O que se pede
Continue o texto sobre a prescrição dos certificados de aforro dos herdeiros, começando logo a seguir à última frase.

== Texto fornecido

Interessa referir que estas decisões foram proferidas em situações às quais se aplicava a versão originária do artigo 7.º do Decreto-Lei n.º172-B/86, ou seja, em situações abrangidas pelo prazo de prescrição de cinco anos, prazo que, por relativamente curto, deve implicar que o seu início coincida com a data do conhecimento do direito pelo respectivo titular.

Actualmente, os herdeiros do titular de certificados de aforro dispõem do prazo de dez anos para requererem a transmissão dos títulos a seu favor ou, o respectivo reembolso, estando, assim, ultrapassada a exiguidade que se reconhecia ao prazo primitivo (cinco anos) para a prescrição se verificar.

Por outro lado, interessa muito especialmente sublinhar a criação do registo central de certificados de aforro, operada pelo Decreto-Lei n.º 47/2008, de 13 de Março, com o aditamento do artigo 9.º-A ao Decreto-Lei n.º 122/2002, que, recorde-se, tem por expressa finalidade possibilitar a obtenção de informação sobre a existência de certificados de aforro e sobre a identificação do respectivo titular (n.º 1).

De acordo com o disposto nos n.os 4 e 5 do citado artigo 9.º-A, os herdeiros têm legitimidade para requerer ao IGCP, entidade responsável pela gestão daquele registo central, informações acerca das contas do titular de certificados de aforro falecido, as quais serão prestadas mediante comprovação do respectivo óbito[37].

Com a instituição do registo central de certificados de aforro, parece-nos manifestamente inviável a alegação do desconhecimento, pelos herdeiros, da existência de certificados de que era titular o de cujus. A lei faculta-lhes, presentemente, um meio muito simples e eficaz para a obtenção de tal informação, a qual, para mais, pode ser obtida num prazo mais que razoável, de dez anos. Só por manifesto desinteresse ou negligência permanecerão os herdeiros do aforrista na ignorância desta parte do acervo da sua herança.

Consideramos, portanto, que o prazo de dez anos, previsto no artigo 7.º, n.º 1, do Decreto-Lei n.º 172-B/86, para os herdeiros de titular de certificados de aforro requererem a transmissão da totalidade das unidades que os constituem ou o respectivo reembolso, sob pena de prescrição e consequente abandono a favor do Fundo de Regularização da Dívida Pública, deve contar-se a partir do falecimento do titular[38].

====
== Excerto da fonte

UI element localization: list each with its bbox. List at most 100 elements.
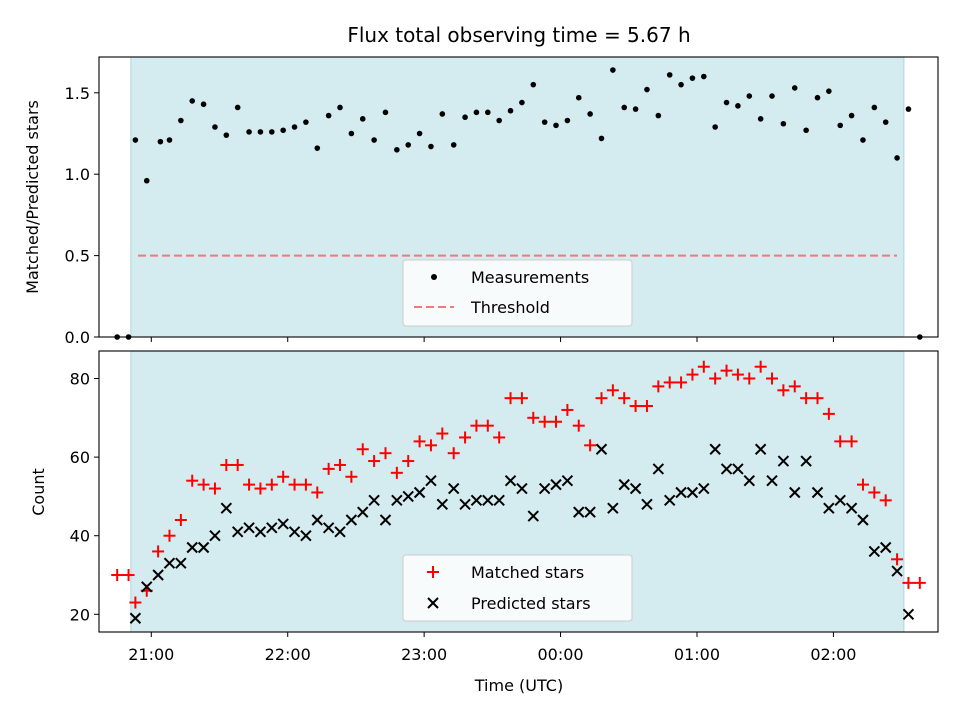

====

Resposta ao exercício
Sendo os certificados de aforro transmissíveis unicamente por morte do seu subscritor, é esse o evento que vai permitir o desencadeamento dos mecanismos agora legalmente previstos, tendentes à obtenção das informações quanto à existência daqueles títulos e respectivos saldos e à sua transmissão sucessória. A partir dessa data, os interessados – herdeiros – podem, querendo, exercer o direito que lhes é conferido à informação e, eventualmente, à transmissão dos certificados ou ao reembolso do seu valor.

Trata-se, a nosso ver, de um entendimento que se apoia no artigo 306.º, n.º 1 – 1.ª parte, do Código Civil, e no sistema objectivo aí adoptado que, como já se disse, dispensa qualquer conhecimento por parte do titular do direito.

A eventual injustiça que este sistema possa comportar é, como salienta ANTÓNIO MENEZES CORDEIRO, «temperada pelas regras atinentes à suspensão da prescrição»[39].

A este propósito, se o titular demonstrar que esteve impedido de ter o conhecimento do facto gerador do seu direito (a morte do de cujus), deve entender-se que esteve impedido de o exercer, podendo verificar-se, portanto, o fundamento de suspensão previsto no artigo 321.º, n.º 1, do Código Civil[40].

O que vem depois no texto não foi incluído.